AIM OF THE EXERCISE: Transcribe all records exactly.

DATA IN THIS EXERCISE:
/---
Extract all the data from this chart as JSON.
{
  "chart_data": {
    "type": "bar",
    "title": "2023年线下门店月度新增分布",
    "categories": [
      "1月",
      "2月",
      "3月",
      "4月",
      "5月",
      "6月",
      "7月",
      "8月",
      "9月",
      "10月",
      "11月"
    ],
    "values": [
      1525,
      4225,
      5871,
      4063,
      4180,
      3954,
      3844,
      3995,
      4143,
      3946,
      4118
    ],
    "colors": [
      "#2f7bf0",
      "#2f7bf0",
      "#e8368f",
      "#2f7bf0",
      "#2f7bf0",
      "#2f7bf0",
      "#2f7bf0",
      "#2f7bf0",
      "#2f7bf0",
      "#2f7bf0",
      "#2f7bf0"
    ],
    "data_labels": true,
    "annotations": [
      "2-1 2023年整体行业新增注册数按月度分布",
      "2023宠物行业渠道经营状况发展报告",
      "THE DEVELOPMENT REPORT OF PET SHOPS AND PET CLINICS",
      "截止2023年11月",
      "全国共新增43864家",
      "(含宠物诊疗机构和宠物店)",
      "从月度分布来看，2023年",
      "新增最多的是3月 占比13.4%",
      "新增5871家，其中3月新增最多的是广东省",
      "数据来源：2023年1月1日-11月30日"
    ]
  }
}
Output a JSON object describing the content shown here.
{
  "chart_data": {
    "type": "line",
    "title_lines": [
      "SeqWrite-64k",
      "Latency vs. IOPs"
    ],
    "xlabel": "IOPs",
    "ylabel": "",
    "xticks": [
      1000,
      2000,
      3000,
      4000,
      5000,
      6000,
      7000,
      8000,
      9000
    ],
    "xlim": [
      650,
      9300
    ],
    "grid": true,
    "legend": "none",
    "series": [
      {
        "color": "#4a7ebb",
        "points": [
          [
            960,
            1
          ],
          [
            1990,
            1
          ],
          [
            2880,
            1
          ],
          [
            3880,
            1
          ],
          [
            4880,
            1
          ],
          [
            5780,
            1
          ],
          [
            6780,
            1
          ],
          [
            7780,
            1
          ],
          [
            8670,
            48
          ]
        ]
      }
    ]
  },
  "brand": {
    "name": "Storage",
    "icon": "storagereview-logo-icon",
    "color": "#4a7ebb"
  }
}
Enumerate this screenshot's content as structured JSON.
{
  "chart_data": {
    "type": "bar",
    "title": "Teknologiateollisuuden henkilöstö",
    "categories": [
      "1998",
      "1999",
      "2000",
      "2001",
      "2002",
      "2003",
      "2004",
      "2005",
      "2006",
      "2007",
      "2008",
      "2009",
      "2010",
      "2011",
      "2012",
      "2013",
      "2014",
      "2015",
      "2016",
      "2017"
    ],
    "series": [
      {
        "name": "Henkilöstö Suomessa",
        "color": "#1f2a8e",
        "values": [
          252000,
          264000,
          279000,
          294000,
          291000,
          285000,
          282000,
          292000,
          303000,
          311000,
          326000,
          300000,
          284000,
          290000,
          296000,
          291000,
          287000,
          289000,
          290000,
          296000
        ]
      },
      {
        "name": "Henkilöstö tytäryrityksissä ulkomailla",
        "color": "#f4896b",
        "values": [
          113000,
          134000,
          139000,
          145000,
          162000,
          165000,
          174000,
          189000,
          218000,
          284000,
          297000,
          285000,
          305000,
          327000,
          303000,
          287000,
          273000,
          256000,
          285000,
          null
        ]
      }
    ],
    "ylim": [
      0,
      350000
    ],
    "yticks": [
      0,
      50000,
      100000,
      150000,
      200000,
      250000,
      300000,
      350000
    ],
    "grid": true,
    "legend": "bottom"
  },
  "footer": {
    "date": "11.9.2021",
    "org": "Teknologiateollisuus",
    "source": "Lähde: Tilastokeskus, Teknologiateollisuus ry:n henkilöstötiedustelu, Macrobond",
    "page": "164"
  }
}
\---
REPLY:
Extract all the data from this chart as JSON.
{
  "chart_data": {
    "type": "bar",
    "title": "2023年线下门店月度新增分布",
    "categories": [
      "1月",
      "2月",
      "3月",
      "4月",
      "5月",
      "6月",
      "7月",
      "8月",
      "9月",
      "10月",
      "11月"
    ],
    "values": [
      1525,
      4225,
      5871,
      4063,
      4180,
      3954,
      3844,
      3995,
      4143,
      3946,
      4118
    ],
    "colors": [
      "#2f7bf0",
      "#2f7bf0",
      "#e8368f",
      "#2f7bf0",
      "#2f7bf0",
      "#2f7bf0",
      "#2f7bf0",
      "#2f7bf0",
      "#2f7bf0",
      "#2f7bf0",
      "#2f7bf0"
    ],
    "data_labels": true,
    "annotations": [
      "2-1 2023年整体行业新增注册数按月度分布",
      "2023宠物行业渠道经营状况发展报告",
      "THE DEVELOPMENT REPORT OF PET SHOPS AND PET CLINICS",
      "截止2023年11月",
      "全国共新增43864家",
      "(含宠物诊疗机构和宠物店)",
      "从月度分布来看，2023年",
      "新增最多的是3月 占比13.4%",
      "新增5871家，其中3月新增最多的是广东省",
      "数据来源：2023年1月1日-11月30日"
    ]
  }
}
Output a JSON object describing the content shown here.
{
  "chart_data": {
    "type": "line",
    "title_lines": [
      "SeqWrite-64k",
      "Latency vs. IOPs"
    ],
    "xlabel": "IOPs",
    "ylabel": "",
    "xticks": [
      1000,
      2000,
      3000,
      4000,
      5000,
      6000,
      7000,
      8000,
      9000
    ],
    "xlim": [
      650,
      9300
    ],
    "grid": true,
    "legend": "none",
    "series": [
      {
        "color": "#4a7ebb",
        "points": [
          [
            960,
            1
          ],
          [
            1990,
            1
          ],
          [
            2880,
            1
          ],
          [
            3880,
            1
          ],
          [
            4880,
            1
          ],
          [
            5780,
            1
          ],
          [
            6780,
            1
          ],
          [
            7780,
            1
          ],
          [
            8670,
            48
          ]
        ]
      }
    ]
  },
  "brand": {
    "name": "Storage",
    "icon": "storagereview-logo-icon",
    "color": "#4a7ebb"
  }
}
Enumerate this screenshot's content as structured JSON.
{
  "chart_data": {
    "type": "bar",
    "title": "Teknologiateollisuuden henkilöstö",
    "categories": [
      "1998",
      "1999",
      "2000",
      "2001",
      "2002",
      "2003",
      "2004",
      "2005",
      "2006",
      "2007",
      "2008",
      "2009",
      "2010",
      "2011",
      "2012",
      "2013",
      "2014",
      "2015",
      "2016",
      "2017"
    ],
    "series": [
      {
        "name": "Henkilöstö Suomessa",
        "color": "#1f2a8e",
        "values": [
          252000,
          264000,
          279000,
          294000,
          291000,
          285000,
          282000,
          292000,
          303000,
          311000,
          326000,
          300000,
          284000,
          290000,
          296000,
          291000,
          287000,
          289000,
          290000,
          296000
        ]
      },
      {
        "name": "Henkilöstö tytäryrityksissä ulkomailla",
        "color": "#f4896b",
        "values": [
          113000,
          134000,
          139000,
          145000,
          162000,
          165000,
          174000,
          189000,
          218000,
          284000,
          297000,
          285000,
          305000,
          327000,
          303000,
          287000,
          273000,
          256000,
          285000,
          null
        ]
      }
    ],
    "ylim": [
      0,
      350000
    ],
    "yticks": [
      0,
      50000,
      100000,
      150000,
      200000,
      250000,
      300000,
      350000
    ],
    "grid": true,
    "legend": "bottom"
  },
  "footer": {
    "date": "11.9.2021",
    "org": "Teknologiateollisuus",
    "source": "Lähde: Tilastokeskus, Teknologiateollisuus ry:n henkilöstötiedustelu, Macrobond",
    "page": "164"
  }
}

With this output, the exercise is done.